===== TESTO DELLA PAGINA

Quando è stato
pubblicato il rapporto governativo su “La buona scuola” abbiamo parlato di un
progetto coraggioso con luci e ombre, spingendoci a valutare come positiva la
decisione di cancellare dalla scuola italiana i precari e le Gae (Graduatorie a
esaurimento) per poter finalmente dar corpo a un piano di sviluppo intenso e di
dimensioni inusuali, come promesso più volte. Altre voci avevano invece
criticato come contraddittorio con il tanto declamato premio al merito fare
l’ennesima immissione in ruolo di migliaia e migliaia di docenti che non hanno
mai superato un concorso e, in certi casi, non insegnano da anni. Ora che è
possibile mettere l’uno accanto all’altro il rapporto su “La buona scuola” e la
legge di stabilità e quindi confrontare le intenzioni con i fatti, la delusione
è totale. Cosa dice uno sguardo anche sommario alle cifre? Che la legge di
stabilità destina circa un miliardo di euro per il 2015 e 3 miliardi a partire
dagli anni successivi per attuare gli interventi previsti nel piano “La buona
scuola”, con prioritario riferimento a un piano straordinario di assunzione di
docenti e al potenziamento dell’alternanza scuola-lavoro. Ma tale somma non
deriva da stanziamenti freschi bensì da tagli realizzati nello stesso comparto,
e nei campi più disparati (incluso quello stesso dell’alternanza
scuola-lavoro), senza un criterio riconoscibile se non quello di far cassa per
la detta assunzioni di precari. Uno di questi tagli ha sollevato un’immediata e
vasta reazione ed è stato fortunatamente ritirato: si trattava dell’idea
peregrina di ridurre le commissioni per la maturità a membri tutti interni. Ora
nessuno nega che gli esiti dell’esame di maturità non depongono a favore del
sistema in corso, visto che praticamente tutti vengono promossi, ma questo
rientra in un generale andazzo permissivista che solleva un problema generale
di rigore e di responsabilità nel giudizio e che non può essere certamente
risolto riducendo le commissioni a soli membri interni, che non fa che andare
nella direzione opposta, e oltretutto è pura ipocrisia, perché tanto varrebbe
dire chiaro e tondo che si vuole cancellare l’esame di maturità riducendolo
allo scrutinio finale. Questo taglio è stato ritirato ma non c’è affatto da
star certi che non venga riproposto in altra sede e che si cerchi anche di far
cassa con una sconsiderata riduzione dei licei a quattro anni, presentata come
una “riforma”.

==========
===== RIGHE ELENCATE

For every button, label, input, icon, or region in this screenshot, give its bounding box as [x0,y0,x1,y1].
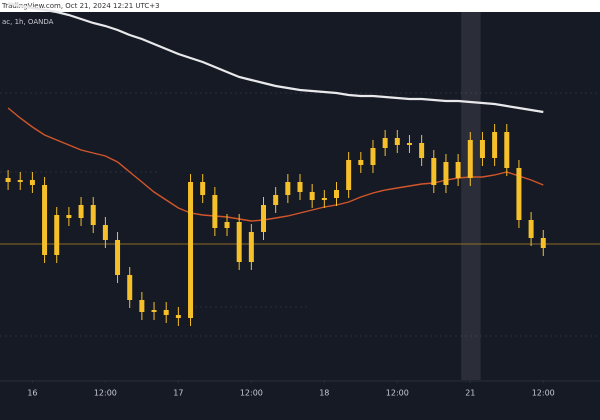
candle-body [90,205,96,225]
candle-body [212,195,218,228]
candle-body [261,205,267,232]
candle-body [321,198,327,200]
moving-average-line [7,1,544,114]
candle-body [5,178,11,182]
candle-body [406,143,412,145]
candle-body [175,315,181,318]
candle-body [540,238,546,248]
header-text: TradingView.com, Oct 21, 2024 12:21 UTC+… [1,2,160,10]
candle-body [346,160,352,190]
x-tick-label: 18 [319,389,329,398]
candle-body [102,225,108,240]
candle-body [248,232,254,262]
candle-body [370,148,376,165]
candle-body [285,182,291,195]
candle-body [333,190,339,198]
candle-body [382,138,388,148]
candle-body [516,168,522,220]
candle-body [78,205,84,218]
candle-body [66,215,72,218]
candle-body [479,140,485,158]
candle-body [151,310,157,312]
candle-body [358,160,364,165]
highlight-band [461,12,481,380]
candle-body [504,132,510,168]
candle-body [127,275,133,300]
candle-body [188,182,194,318]
candle-body [273,195,279,205]
candle-body [455,162,461,178]
candle-body [29,180,35,185]
candle-body [54,215,60,255]
symbol-label: ac, 1h, OANDA [2,18,54,26]
x-tick-label: 21 [465,389,475,398]
moving-average-line [7,107,544,222]
candle-body [419,143,425,158]
x-tick-label: 12:00 [386,389,409,398]
candle-body [115,240,121,275]
candle-body [139,300,145,312]
candle-body [17,180,23,182]
candle-body [431,158,437,185]
candle-body [297,182,303,192]
candle-body [236,222,242,262]
candle-body [492,132,498,158]
x-tick-label: 16 [27,389,37,398]
candle-body [42,185,48,255]
candle-body [394,138,400,145]
candle-body [200,182,206,195]
guides [0,92,600,337]
header-bar [0,0,600,12]
x-tick-label: 12:00 [532,389,555,398]
x-tick-label: 17 [173,389,183,398]
candle-body [224,222,230,228]
candle-body [163,310,169,315]
x-tick-label: 12:00 [94,389,117,398]
candle-body [443,162,449,185]
candle-body [528,220,534,238]
candle-body [467,140,473,178]
candle-body [309,192,315,200]
x-tick-label: 12:00 [240,389,263,398]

==========

- [COMPITI]:
1 > Nel testo su “La buona scuola”, quanti soldi destina la legge di stabilità dagli anni successivi al 2015?
2 > Riscrivi in forma di elenco, più in breve, il paragrafo del testo su “La buona scuola” che inizia con “Quando è stato pubblicato”, mantenendo i fatti principali.
3 > Porta avanti il testo su “La buona scuola” a partire dall'ultima frase.
Le righe vengono da un'altra fonte.

- [RISPOSTE AI COMPITI]:
1 > 3 miliardi di euro.

2 >
- Quando è uscito il rapporto “La buona scuola”, si era giudicata positiva la scelta di cancellare i precari e le Gae. Altri avevano invece criticato l'immissione in ruolo di docenti che non hanno mai superato un concorso.
- Messe a confronto con la legge di stabilità, le intenzioni del rapporto portano a una delusione totale.
- La legge destina circa un miliardo di euro per il 2015 e 3 miliardi dagli anni successivi. Servono soprattutto per un piano straordinario di assunzione di docenti e per potenziare l'alternanza scuola-lavoro.
- I soldi non sono nuovi stanziamenti. Vengono da tagli nello stesso comparto, in campi molto diversi, compresa l'alternanza scuola-lavoro.
- Un taglio, cioè le commissioni di maturità con soli membri interni, è stato ritirato dopo una reazione vasta e immediata.
- Secondo il testo, quella misura non avrebbe risolto il problema del rigore nel giudizio. Sarebbe stato un modo ipocrita di ridurre l'esame allo scrutinio finale.
- Si teme che il taglio venga riproposto e che si cerchi di far cassa anche riducendo i licei a quattro anni.

3 >
Diversi esperti
hanno analizzato i due documenti mettendone in luce le contraddizioni e non
intendiamo entrare nei dettagli tecnici evidenziati. Ci limitiamo ad alcuni
casi emblematici. Il documento “La buona scuola” critica i tagli al Fondo per
il miglioramento per l’offerta formativa mentre la legge di stabilità lo riduce
di 30 milioni a partire dal 2015. Altri fondi volti alla valorizzazione dei
docenti che si dimostrano attenti al miglioramento della qualità
dell’insegnamento in classe sono tagliati. In linea generale, i pomposi
propositi del piano “La buona scuola” vengono ridotti dalla legge di stabilità
a una serie di tagli a pioggia in cui è difficile riconoscere alcun criterio
razionale se non quello di rastrellare denaro per l’assunzione di precari. In
tal modo, si da ragione a chi sostiene che tutto rischia di ridursi a
un’operazione clientelare con cui si conquista il consenso di alcune centinaia
di migliaia di persone, con le loro famiglie, a spese di un sistema allo stremo
che viene ulteriormente affamato e umiliato.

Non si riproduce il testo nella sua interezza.